• _THE TASK_
Quote the listing below in its entirety, omitting every image.

Dataset listings of figures:

—————

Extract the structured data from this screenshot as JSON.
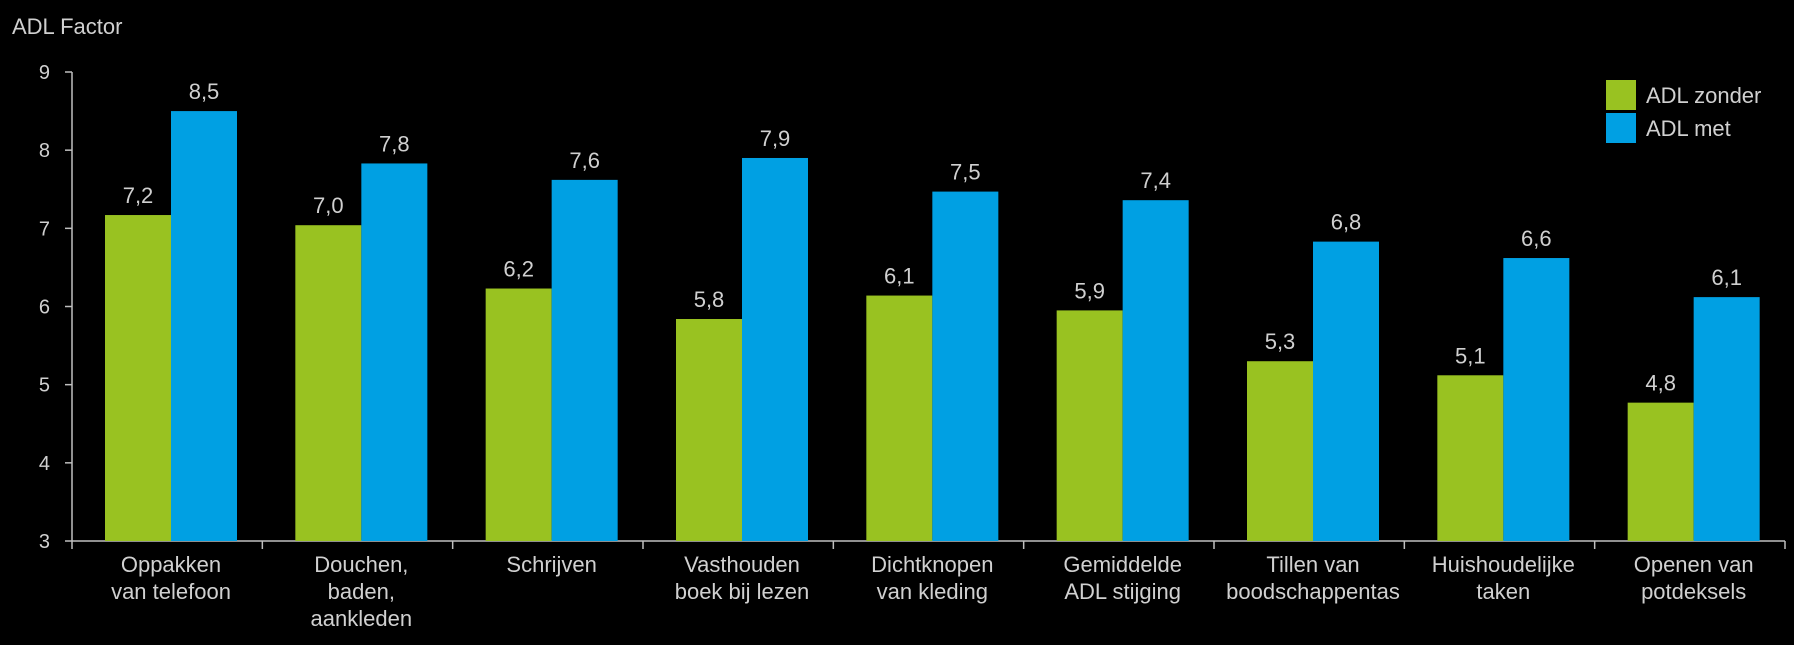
{
  "chart_data": {
    "type": "bar",
    "ylabel": "ADL Factor",
    "ylim": [
      3,
      9
    ],
    "yticks": [
      3,
      4,
      5,
      6,
      7,
      8,
      9
    ],
    "legend": "top-right",
    "grid": false,
    "categories": [
      [
        "Oppakken",
        "van telefoon"
      ],
      [
        "Douchen,",
        "baden,",
        "aankleden"
      ],
      [
        "Schrijven"
      ],
      [
        "Vasthouden",
        "boek bij lezen"
      ],
      [
        "Dichtknopen",
        "van kleding"
      ],
      [
        "Gemiddelde",
        "ADL stijging"
      ],
      [
        "Tillen van",
        "boodschappentas"
      ],
      [
        "Huishoudelijke",
        "taken"
      ],
      [
        "Openen van",
        "potdeksels"
      ]
    ],
    "series": [
      {
        "name": "ADL zonder",
        "color": "#99c221",
        "values": [
          7.17,
          7.04,
          6.23,
          5.84,
          6.14,
          5.95,
          5.3,
          5.12,
          4.77
        ],
        "labels": [
          "7,2",
          "7,0",
          "6,2",
          "5,8",
          "6,1",
          "5,9",
          "5,3",
          "5,1",
          "4,8"
        ]
      },
      {
        "name": "ADL met",
        "color": "#00a0e3",
        "values": [
          8.5,
          7.83,
          7.62,
          7.9,
          7.47,
          7.36,
          6.83,
          6.62,
          6.12
        ],
        "labels": [
          "8,5",
          "7,8",
          "7,6",
          "7,9",
          "7,5",
          "7,4",
          "6,8",
          "6,6",
          "6,1"
        ]
      }
    ]
  }
}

—————

• _EXERCISE SOLUTION_
Extract the structured data from this screenshot as JSON.
{
  "chart_data": {
    "type": "bar",
    "ylabel": "ADL Factor",
    "ylim": [
      3,
      9
    ],
    "yticks": [
      3,
      4,
      5,
      6,
      7,
      8,
      9
    ],
    "legend": "top-right",
    "grid": false,
    "categories": [
      [
        "Oppakken",
        "van telefoon"
      ],
      [
        "Douchen,",
        "baden,",
        "aankleden"
      ],
      [
        "Schrijven"
      ],
      [
        "Vasthouden",
        "boek bij lezen"
      ],
      [
        "Dichtknopen",
        "van kleding"
      ],
      [
        "Gemiddelde",
        "ADL stijging"
      ],
      [
        "Tillen van",
        "boodschappentas"
      ],
      [
        "Huishoudelijke",
        "taken"
      ],
      [
        "Openen van",
        "potdeksels"
      ]
    ],
    "series": [
      {
        "name": "ADL zonder",
        "color": "#99c221",
        "values": [
          7.17,
          7.04,
          6.23,
          5.84,
          6.14,
          5.95,
          5.3,
          5.12,
          4.77
        ],
        "labels": [
          "7,2",
          "7,0",
          "6,2",
          "5,8",
          "6,1",
          "5,9",
          "5,3",
          "5,1",
          "4,8"
        ]
      },
      {
        "name": "ADL met",
        "color": "#00a0e3",
        "values": [
          8.5,
          7.83,
          7.62,
          7.9,
          7.47,
          7.36,
          6.83,
          6.62,
          6.12
        ],
        "labels": [
          "8,5",
          "7,8",
          "7,6",
          "7,9",
          "7,5",
          "7,4",
          "6,8",
          "6,6",
          "6,1"
        ]
      }
    ]
  }
}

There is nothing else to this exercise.